Data records:
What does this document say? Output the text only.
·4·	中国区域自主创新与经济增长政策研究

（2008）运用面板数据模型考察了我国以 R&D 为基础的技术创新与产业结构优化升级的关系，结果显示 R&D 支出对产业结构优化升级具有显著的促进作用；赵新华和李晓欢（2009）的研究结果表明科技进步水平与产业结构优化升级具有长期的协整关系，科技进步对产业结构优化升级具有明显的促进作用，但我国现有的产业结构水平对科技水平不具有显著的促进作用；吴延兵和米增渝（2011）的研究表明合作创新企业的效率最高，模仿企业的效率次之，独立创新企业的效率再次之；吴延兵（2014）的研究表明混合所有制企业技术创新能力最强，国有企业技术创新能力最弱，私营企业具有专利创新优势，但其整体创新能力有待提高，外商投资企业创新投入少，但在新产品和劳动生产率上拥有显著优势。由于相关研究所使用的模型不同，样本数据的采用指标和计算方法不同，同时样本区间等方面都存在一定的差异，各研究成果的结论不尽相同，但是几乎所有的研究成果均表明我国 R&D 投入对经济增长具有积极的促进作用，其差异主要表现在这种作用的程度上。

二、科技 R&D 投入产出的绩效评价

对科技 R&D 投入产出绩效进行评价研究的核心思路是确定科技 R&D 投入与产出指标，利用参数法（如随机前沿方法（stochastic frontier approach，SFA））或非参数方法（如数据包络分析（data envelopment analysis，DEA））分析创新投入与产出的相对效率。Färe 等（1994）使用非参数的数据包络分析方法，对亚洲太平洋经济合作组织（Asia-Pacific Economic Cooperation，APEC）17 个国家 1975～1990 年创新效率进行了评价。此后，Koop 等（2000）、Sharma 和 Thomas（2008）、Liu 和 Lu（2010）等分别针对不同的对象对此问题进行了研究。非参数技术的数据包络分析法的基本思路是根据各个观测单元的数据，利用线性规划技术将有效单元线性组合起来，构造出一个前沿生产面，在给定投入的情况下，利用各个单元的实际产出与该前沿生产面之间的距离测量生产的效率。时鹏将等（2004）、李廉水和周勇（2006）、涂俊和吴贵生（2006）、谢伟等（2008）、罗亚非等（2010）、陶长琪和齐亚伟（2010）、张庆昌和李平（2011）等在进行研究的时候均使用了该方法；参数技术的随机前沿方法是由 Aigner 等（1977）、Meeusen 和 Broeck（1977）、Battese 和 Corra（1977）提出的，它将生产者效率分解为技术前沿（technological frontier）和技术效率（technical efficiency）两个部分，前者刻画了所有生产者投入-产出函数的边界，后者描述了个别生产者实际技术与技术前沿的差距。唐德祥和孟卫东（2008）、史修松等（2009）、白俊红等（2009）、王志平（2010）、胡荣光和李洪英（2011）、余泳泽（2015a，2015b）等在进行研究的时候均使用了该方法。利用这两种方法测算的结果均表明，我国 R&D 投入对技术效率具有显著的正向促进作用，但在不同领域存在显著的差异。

● **The task**: Extract, word for word, each line of the listing above.

● **Finished task**:
What does this document say? Output the text only.
·4·	中国区域自主创新与经济增长政策研究

（2008）运用面板数据模型考察了我国以 R&D 为基础的技术创新与产业结构优化升级的关系，结果显示 R&D 支出对产业结构优化升级具有显著的促进作用；赵新华和李晓欢（2009）的研究结果表明科技进步水平与产业结构优化升级具有长期的协整关系，科技进步对产业结构优化升级具有明显的促进作用，但我国现有的产业结构水平对科技水平不具有显著的促进作用；吴延兵和米增渝（2011）的研究表明合作创新企业的效率最高，模仿企业的效率次之，独立创新企业的效率再次之；吴延兵（2014）的研究表明混合所有制企业技术创新能力最强，国有企业技术创新能力最弱，私营企业具有专利创新优势，但其整体创新能力有待提高，外商投资企业创新投入少，但在新产品和劳动生产率上拥有显著优势。由于相关研究所使用的模型不同，样本数据的采用指标和计算方法不同，同时样本区间等方面都存在一定的差异，各研究成果的结论不尽相同，但是几乎所有的研究成果均表明我国 R&D 投入对经济增长具有积极的促进作用，其差异主要表现在这种作用的程度上。

二、科技 R&D 投入产出的绩效评价

对科技 R&D 投入产出绩效进行评价研究的核心思路是确定科技 R&D 投入与产出指标，利用参数法（如随机前沿方法（stochastic frontier approach，SFA））或非参数方法（如数据包络分析（data envelopment analysis，DEA））分析创新投入与产出的相对效率。Färe 等（1994）使用非参数的数据包络分析方法，对亚洲太平洋经济合作组织（Asia-Pacific Economic Cooperation，APEC）17 个国家 1975～1990 年创新效率进行了评价。此后，Koop 等（2000）、Sharma 和 Thomas（2008）、Liu 和 Lu（2010）等分别针对不同的对象对此问题进行了研究。非参数技术的数据包络分析法的基本思路是根据各个观测单元的数据，利用线性规划技术将有效单元线性组合起来，构造出一个前沿生产面，在给定投入的情况下，利用各个单元的实际产出与该前沿生产面之间的距离测量生产的效率。时鹏将等（2004）、李廉水和周勇（2006）、涂俊和吴贵生（2006）、谢伟等（2008）、罗亚非等（2010）、陶长琪和齐亚伟（2010）、张庆昌和李平（2011）等在进行研究的时候均使用了该方法；参数技术的随机前沿方法是由 Aigner 等（1977）、Meeusen 和 Broeck（1977）、Battese 和 Corra（1977）提出的，它将生产者效率分解为技术前沿（technological frontier）和技术效率（technical efficiency）两个部分，前者刻画了所有生产者投入-产出函数的边界，后者描述了个别生产者实际技术与技术前沿的差距。唐德祥和孟卫东（2008）、史修松等（2009）、白俊红等（2009）、王志平（2010）、胡荣光和李洪英（2011）、余泳泽（2015a，2015b）等在进行研究的时候均使用了该方法。利用这两种方法测算的结果均表明，我国 R&D 投入对技术效率具有显著的正向促进作用，但在不同领域存在显著的差异。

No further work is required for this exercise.